** Begin Input records **

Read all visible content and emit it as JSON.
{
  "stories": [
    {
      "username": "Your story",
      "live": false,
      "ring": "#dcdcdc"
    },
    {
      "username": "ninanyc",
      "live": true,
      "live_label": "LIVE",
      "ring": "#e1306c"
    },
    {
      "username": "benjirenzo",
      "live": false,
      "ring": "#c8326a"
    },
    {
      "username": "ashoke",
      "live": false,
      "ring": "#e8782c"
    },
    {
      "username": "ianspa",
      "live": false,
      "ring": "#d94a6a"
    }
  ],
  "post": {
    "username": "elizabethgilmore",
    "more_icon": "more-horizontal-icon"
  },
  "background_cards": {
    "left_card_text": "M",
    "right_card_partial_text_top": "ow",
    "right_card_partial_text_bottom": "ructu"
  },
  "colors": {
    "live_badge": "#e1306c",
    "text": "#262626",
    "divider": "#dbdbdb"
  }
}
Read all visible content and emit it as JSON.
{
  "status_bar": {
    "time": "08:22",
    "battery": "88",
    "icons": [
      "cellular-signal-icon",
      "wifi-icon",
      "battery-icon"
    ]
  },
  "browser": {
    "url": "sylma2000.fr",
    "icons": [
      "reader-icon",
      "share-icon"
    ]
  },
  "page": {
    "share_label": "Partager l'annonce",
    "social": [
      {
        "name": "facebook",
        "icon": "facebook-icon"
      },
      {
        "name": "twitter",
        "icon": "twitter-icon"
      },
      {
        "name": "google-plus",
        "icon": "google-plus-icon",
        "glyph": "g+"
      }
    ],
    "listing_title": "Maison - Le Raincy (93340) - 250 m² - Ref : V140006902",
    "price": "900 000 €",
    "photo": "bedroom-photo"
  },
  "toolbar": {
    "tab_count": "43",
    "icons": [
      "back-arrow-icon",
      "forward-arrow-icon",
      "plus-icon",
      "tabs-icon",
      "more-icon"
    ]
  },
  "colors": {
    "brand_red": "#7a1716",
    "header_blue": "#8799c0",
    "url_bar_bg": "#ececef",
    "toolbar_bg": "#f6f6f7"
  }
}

** End Input records **

# Exercise details
Repeat each of the entries above precisely as given.

# Task answer
Read all visible content and emit it as JSON.
{
  "stories": [
    {
      "username": "Your story",
      "live": false,
      "ring": "#dcdcdc"
    },
    {
      "username": "ninanyc",
      "live": true,
      "live_label": "LIVE",
      "ring": "#e1306c"
    },
    {
      "username": "benjirenzo",
      "live": false,
      "ring": "#c8326a"
    },
    {
      "username": "ashoke",
      "live": false,
      "ring": "#e8782c"
    },
    {
      "username": "ianspa",
      "live": false,
      "ring": "#d94a6a"
    }
  ],
  "post": {
    "username": "elizabethgilmore",
    "more_icon": "more-horizontal-icon"
  },
  "background_cards": {
    "left_card_text": "M",
    "right_card_partial_text_top": "ow",
    "right_card_partial_text_bottom": "ructu"
  },
  "colors": {
    "live_badge": "#e1306c",
    "text": "#262626",
    "divider": "#dbdbdb"
  }
}
Read all visible content and emit it as JSON.
{
  "status_bar": {
    "time": "08:22",
    "battery": "88",
    "icons": [
      "cellular-signal-icon",
      "wifi-icon",
      "battery-icon"
    ]
  },
  "browser": {
    "url": "sylma2000.fr",
    "icons": [
      "reader-icon",
      "share-icon"
    ]
  },
  "page": {
    "share_label": "Partager l'annonce",
    "social": [
      {
        "name": "facebook",
        "icon": "facebook-icon"
      },
      {
        "name": "twitter",
        "icon": "twitter-icon"
      },
      {
        "name": "google-plus",
        "icon": "google-plus-icon",
        "glyph": "g+"
      }
    ],
    "listing_title": "Maison - Le Raincy (93340) - 250 m² - Ref : V140006902",
    "price": "900 000 €",
    "photo": "bedroom-photo"
  },
  "toolbar": {
    "tab_count": "43",
    "icons": [
      "back-arrow-icon",
      "forward-arrow-icon",
      "plus-icon",
      "tabs-icon",
      "more-icon"
    ]
  },
  "colors": {
    "brand_red": "#7a1716",
    "header_blue": "#8799c0",
    "url_bar_bg": "#ececef",
    "toolbar_bg": "#f6f6f7"
  }
}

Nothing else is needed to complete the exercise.